--- START ---

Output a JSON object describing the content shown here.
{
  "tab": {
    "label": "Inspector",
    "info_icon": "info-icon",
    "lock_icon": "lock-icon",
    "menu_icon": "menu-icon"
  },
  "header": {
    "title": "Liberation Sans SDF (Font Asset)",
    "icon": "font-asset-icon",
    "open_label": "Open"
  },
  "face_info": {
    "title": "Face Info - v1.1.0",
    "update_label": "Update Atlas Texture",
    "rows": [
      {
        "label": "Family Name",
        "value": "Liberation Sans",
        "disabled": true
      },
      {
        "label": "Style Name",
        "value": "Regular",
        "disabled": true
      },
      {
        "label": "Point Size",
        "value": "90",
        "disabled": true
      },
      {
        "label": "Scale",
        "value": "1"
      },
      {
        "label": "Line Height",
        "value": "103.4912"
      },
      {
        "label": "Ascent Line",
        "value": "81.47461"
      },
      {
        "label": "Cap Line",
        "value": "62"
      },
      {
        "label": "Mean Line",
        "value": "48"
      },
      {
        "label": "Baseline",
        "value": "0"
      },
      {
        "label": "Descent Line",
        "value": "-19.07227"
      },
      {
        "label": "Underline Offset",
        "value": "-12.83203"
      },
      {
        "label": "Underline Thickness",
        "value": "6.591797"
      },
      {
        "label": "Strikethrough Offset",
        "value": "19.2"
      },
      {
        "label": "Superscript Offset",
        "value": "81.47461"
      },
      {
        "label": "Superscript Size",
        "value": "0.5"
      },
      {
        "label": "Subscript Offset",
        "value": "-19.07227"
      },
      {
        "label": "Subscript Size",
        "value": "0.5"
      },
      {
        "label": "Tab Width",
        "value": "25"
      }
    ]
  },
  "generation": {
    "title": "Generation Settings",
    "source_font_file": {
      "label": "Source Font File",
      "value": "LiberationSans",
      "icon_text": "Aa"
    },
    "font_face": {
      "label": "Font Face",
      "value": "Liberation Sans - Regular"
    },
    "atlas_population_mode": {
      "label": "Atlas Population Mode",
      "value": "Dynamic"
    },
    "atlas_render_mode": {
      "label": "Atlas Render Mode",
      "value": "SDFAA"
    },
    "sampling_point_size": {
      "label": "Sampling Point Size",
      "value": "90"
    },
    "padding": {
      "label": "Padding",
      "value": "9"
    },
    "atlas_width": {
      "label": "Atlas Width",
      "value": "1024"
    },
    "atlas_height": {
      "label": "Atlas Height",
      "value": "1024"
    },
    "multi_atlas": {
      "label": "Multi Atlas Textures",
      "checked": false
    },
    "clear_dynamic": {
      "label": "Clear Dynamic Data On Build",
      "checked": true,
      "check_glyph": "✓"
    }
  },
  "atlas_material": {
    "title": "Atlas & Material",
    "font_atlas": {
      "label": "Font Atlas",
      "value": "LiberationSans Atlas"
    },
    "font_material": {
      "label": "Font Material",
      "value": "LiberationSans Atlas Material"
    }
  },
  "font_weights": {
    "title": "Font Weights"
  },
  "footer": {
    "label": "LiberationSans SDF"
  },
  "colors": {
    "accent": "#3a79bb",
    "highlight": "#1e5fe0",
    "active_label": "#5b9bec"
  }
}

--- END ---

▶ **Instructions for the task**
Extract the complete listing verbatim.

▶ **Task solution**
Output a JSON object describing the content shown here.
{
  "tab": {
    "label": "Inspector",
    "info_icon": "info-icon",
    "lock_icon": "lock-icon",
    "menu_icon": "menu-icon"
  },
  "header": {
    "title": "Liberation Sans SDF (Font Asset)",
    "icon": "font-asset-icon",
    "open_label": "Open"
  },
  "face_info": {
    "title": "Face Info - v1.1.0",
    "update_label": "Update Atlas Texture",
    "rows": [
      {
        "label": "Family Name",
        "value": "Liberation Sans",
        "disabled": true
      },
      {
        "label": "Style Name",
        "value": "Regular",
        "disabled": true
      },
      {
        "label": "Point Size",
        "value": "90",
        "disabled": true
      },
      {
        "label": "Scale",
        "value": "1"
      },
      {
        "label": "Line Height",
        "value": "103.4912"
      },
      {
        "label": "Ascent Line",
        "value": "81.47461"
      },
      {
        "label": "Cap Line",
        "value": "62"
      },
      {
        "label": "Mean Line",
        "value": "48"
      },
      {
        "label": "Baseline",
        "value": "0"
      },
      {
        "label": "Descent Line",
        "value": "-19.07227"
      },
      {
        "label": "Underline Offset",
        "value": "-12.83203"
      },
      {
        "label": "Underline Thickness",
        "value": "6.591797"
      },
      {
        "label": "Strikethrough Offset",
        "value": "19.2"
      },
      {
        "label": "Superscript Offset",
        "value": "81.47461"
      },
      {
        "label": "Superscript Size",
        "value": "0.5"
      },
      {
        "label": "Subscript Offset",
        "value": "-19.07227"
      },
      {
        "label": "Subscript Size",
        "value": "0.5"
      },
      {
        "label": "Tab Width",
        "value": "25"
      }
    ]
  },
  "generation": {
    "title": "Generation Settings",
    "source_font_file": {
      "label": "Source Font File",
      "value": "LiberationSans",
      "icon_text": "Aa"
    },
    "font_face": {
      "label": "Font Face",
      "value": "Liberation Sans - Regular"
    },
    "atlas_population_mode": {
      "label": "Atlas Population Mode",
      "value": "Dynamic"
    },
    "atlas_render_mode": {
      "label": "Atlas Render Mode",
      "value": "SDFAA"
    },
    "sampling_point_size": {
      "label": "Sampling Point Size",
      "value": "90"
    },
    "padding": {
      "label": "Padding",
      "value": "9"
    },
    "atlas_width": {
      "label": "Atlas Width",
      "value": "1024"
    },
    "atlas_height": {
      "label": "Atlas Height",
      "value": "1024"
    },
    "multi_atlas": {
      "label": "Multi Atlas Textures",
      "checked": false
    },
    "clear_dynamic": {
      "label": "Clear Dynamic Data On Build",
      "checked": true,
      "check_glyph": "✓"
    }
  },
  "atlas_material": {
    "title": "Atlas & Material",
    "font_atlas": {
      "label": "Font Atlas",
      "value": "LiberationSans Atlas"
    },
    "font_material": {
      "label": "Font Material",
      "value": "LiberationSans Atlas Material"
    }
  },
  "font_weights": {
    "title": "Font Weights"
  },
  "footer": {
    "label": "LiberationSans SDF"
  },
  "colors": {
    "accent": "#3a79bb",
    "highlight": "#1e5fe0",
    "active_label": "#5b9bec"
  }
}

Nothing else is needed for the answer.